DATA TO USE:

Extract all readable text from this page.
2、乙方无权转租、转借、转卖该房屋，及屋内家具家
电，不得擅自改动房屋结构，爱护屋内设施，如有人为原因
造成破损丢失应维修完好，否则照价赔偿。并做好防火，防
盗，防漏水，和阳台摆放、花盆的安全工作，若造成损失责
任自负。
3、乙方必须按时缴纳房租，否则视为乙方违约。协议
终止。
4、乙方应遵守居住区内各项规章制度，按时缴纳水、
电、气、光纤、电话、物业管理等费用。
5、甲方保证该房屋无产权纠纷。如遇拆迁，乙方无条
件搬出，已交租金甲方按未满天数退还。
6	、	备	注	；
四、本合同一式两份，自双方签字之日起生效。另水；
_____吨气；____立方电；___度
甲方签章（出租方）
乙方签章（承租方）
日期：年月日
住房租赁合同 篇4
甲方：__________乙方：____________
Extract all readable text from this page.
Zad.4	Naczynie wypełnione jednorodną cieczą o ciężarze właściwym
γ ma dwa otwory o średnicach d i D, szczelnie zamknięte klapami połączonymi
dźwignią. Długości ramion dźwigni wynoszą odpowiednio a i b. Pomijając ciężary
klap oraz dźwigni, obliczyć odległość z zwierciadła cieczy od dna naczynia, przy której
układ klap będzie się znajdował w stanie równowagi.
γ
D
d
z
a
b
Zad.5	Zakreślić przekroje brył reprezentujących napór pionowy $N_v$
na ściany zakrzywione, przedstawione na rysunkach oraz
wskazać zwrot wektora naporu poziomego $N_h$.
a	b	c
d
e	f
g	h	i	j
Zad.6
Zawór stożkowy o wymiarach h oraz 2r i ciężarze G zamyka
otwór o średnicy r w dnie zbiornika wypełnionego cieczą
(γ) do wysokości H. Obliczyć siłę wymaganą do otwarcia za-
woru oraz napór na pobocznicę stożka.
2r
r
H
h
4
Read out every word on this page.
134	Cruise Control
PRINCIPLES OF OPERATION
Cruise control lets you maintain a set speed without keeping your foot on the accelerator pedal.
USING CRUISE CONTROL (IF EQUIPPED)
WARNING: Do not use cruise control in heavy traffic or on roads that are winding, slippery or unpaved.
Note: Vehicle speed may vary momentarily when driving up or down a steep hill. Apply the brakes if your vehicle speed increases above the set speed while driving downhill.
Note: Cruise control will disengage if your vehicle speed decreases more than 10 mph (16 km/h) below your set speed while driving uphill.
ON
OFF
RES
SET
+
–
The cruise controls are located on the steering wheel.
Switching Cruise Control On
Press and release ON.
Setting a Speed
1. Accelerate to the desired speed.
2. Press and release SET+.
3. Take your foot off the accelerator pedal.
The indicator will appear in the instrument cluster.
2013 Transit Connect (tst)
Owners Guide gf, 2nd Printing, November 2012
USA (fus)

EXERCISE AIM: Extract all the material, leaving every line as it is.

REPLY:
Extract all readable text from this page.
2、乙方无权转租、转借、转卖该房屋，及屋内家具家
电，不得擅自改动房屋结构，爱护屋内设施，如有人为原因
造成破损丢失应维修完好，否则照价赔偿。并做好防火，防
盗，防漏水，和阳台摆放、花盆的安全工作，若造成损失责
任自负。
3、乙方必须按时缴纳房租，否则视为乙方违约。协议
终止。
4、乙方应遵守居住区内各项规章制度，按时缴纳水、
电、气、光纤、电话、物业管理等费用。
5、甲方保证该房屋无产权纠纷。如遇拆迁，乙方无条
件搬出，已交租金甲方按未满天数退还。
6	、	备	注	；
四、本合同一式两份，自双方签字之日起生效。另水；
_____吨气；____立方电；___度
甲方签章（出租方）
乙方签章（承租方）
日期：年月日
住房租赁合同 篇4
甲方：__________乙方：____________
Extract all readable text from this page.
Zad.4	Naczynie wypełnione jednorodną cieczą o ciężarze właściwym
γ ma dwa otwory o średnicach d i D, szczelnie zamknięte klapami połączonymi
dźwignią. Długości ramion dźwigni wynoszą odpowiednio a i b. Pomijając ciężary
klap oraz dźwigni, obliczyć odległość z zwierciadła cieczy od dna naczynia, przy której
układ klap będzie się znajdował w stanie równowagi.
γ
D
d
z
a
b
Zad.5	Zakreślić przekroje brył reprezentujących napór pionowy $N_v$
na ściany zakrzywione, przedstawione na rysunkach oraz
wskazać zwrot wektora naporu poziomego $N_h$.
a	b	c
d
e	f
g	h	i	j
Zad.6
Zawór stożkowy o wymiarach h oraz 2r i ciężarze G zamyka
otwór o średnicy r w dnie zbiornika wypełnionego cieczą
(γ) do wysokości H. Obliczyć siłę wymaganą do otwarcia za-
woru oraz napór na pobocznicę stożka.
2r
r
H
h
4
Read out every word on this page.
134	Cruise Control
PRINCIPLES OF OPERATION
Cruise control lets you maintain a set speed without keeping your foot on the accelerator pedal.
USING CRUISE CONTROL (IF EQUIPPED)
WARNING: Do not use cruise control in heavy traffic or on roads that are winding, slippery or unpaved.
Note: Vehicle speed may vary momentarily when driving up or down a steep hill. Apply the brakes if your vehicle speed increases above the set speed while driving downhill.
Note: Cruise control will disengage if your vehicle speed decreases more than 10 mph (16 km/h) below your set speed while driving uphill.
ON
OFF
RES
SET
+
–
The cruise controls are located on the steering wheel.
Switching Cruise Control On
Press and release ON.
Setting a Speed
1. Accelerate to the desired speed.
2. Press and release SET+.
3. Take your foot off the accelerator pedal.
The indicator will appear in the instrument cluster.
2013 Transit Connect (tst)
Owners Guide gf, 2nd Printing, November 2012
USA (fus)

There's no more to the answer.